What the task requires -
Set down exactly the lines running from the line with "Decode this image" to the end of the listing below, both ends included.

(Stored items from a collection)
============
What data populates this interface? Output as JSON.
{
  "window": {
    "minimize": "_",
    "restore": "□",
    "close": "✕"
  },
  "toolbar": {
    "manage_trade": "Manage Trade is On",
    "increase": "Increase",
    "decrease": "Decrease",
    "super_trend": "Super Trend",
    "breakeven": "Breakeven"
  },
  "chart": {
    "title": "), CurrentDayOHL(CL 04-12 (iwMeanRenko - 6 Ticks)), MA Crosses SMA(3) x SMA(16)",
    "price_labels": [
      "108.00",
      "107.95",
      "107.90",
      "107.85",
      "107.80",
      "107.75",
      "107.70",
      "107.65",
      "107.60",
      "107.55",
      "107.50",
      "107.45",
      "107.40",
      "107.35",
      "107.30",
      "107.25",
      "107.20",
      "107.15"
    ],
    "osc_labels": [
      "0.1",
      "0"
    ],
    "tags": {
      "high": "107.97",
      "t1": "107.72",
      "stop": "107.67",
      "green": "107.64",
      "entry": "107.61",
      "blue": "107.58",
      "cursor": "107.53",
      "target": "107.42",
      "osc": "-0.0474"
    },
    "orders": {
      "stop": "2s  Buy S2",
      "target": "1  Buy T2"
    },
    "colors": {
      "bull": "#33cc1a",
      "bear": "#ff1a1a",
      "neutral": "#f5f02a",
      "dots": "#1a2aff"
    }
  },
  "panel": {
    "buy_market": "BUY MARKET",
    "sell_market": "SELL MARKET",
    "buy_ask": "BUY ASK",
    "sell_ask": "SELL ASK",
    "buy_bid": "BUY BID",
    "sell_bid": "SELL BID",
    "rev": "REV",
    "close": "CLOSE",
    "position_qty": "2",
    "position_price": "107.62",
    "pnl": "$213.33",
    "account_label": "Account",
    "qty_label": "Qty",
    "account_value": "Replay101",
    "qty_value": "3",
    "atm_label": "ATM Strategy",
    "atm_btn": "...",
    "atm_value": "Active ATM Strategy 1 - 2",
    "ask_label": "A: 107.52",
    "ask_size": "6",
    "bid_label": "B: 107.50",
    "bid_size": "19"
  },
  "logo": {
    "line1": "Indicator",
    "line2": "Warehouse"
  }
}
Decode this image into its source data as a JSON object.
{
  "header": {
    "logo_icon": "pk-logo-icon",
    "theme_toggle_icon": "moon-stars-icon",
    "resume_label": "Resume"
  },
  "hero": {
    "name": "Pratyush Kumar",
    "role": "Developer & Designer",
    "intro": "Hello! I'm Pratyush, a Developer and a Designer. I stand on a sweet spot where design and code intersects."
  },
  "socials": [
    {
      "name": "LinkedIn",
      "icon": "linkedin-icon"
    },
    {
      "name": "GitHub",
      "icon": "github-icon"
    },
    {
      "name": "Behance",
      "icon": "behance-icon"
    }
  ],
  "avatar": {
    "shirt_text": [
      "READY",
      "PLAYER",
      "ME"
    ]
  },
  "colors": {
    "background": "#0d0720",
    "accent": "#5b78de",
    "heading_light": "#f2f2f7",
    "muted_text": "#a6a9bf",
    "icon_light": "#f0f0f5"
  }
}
============
Problem solution -
Decode this image into its source data as a JSON object.
{
  "header": {
    "logo_icon": "pk-logo-icon",
    "theme_toggle_icon": "moon-stars-icon",
    "resume_label": "Resume"
  },
  "hero": {
    "name": "Pratyush Kumar",
    "role": "Developer & Designer",
    "intro": "Hello! I'm Pratyush, a Developer and a Designer. I stand on a sweet spot where design and code intersects."
  },
  "socials": [
    {
      "name": "LinkedIn",
      "icon": "linkedin-icon"
    },
    {
      "name": "GitHub",
      "icon": "github-icon"
    },
    {
      "name": "Behance",
      "icon": "behance-icon"
    }
  ],
  "avatar": {
    "shirt_text": [
      "READY",
      "PLAYER",
      "ME"
    ]
  },
  "colors": {
    "background": "#0d0720",
    "accent": "#5b78de",
    "heading_light": "#f2f2f7",
    "muted_text": "#a6a9bf",
    "icon_light": "#f0f0f5"
  }
}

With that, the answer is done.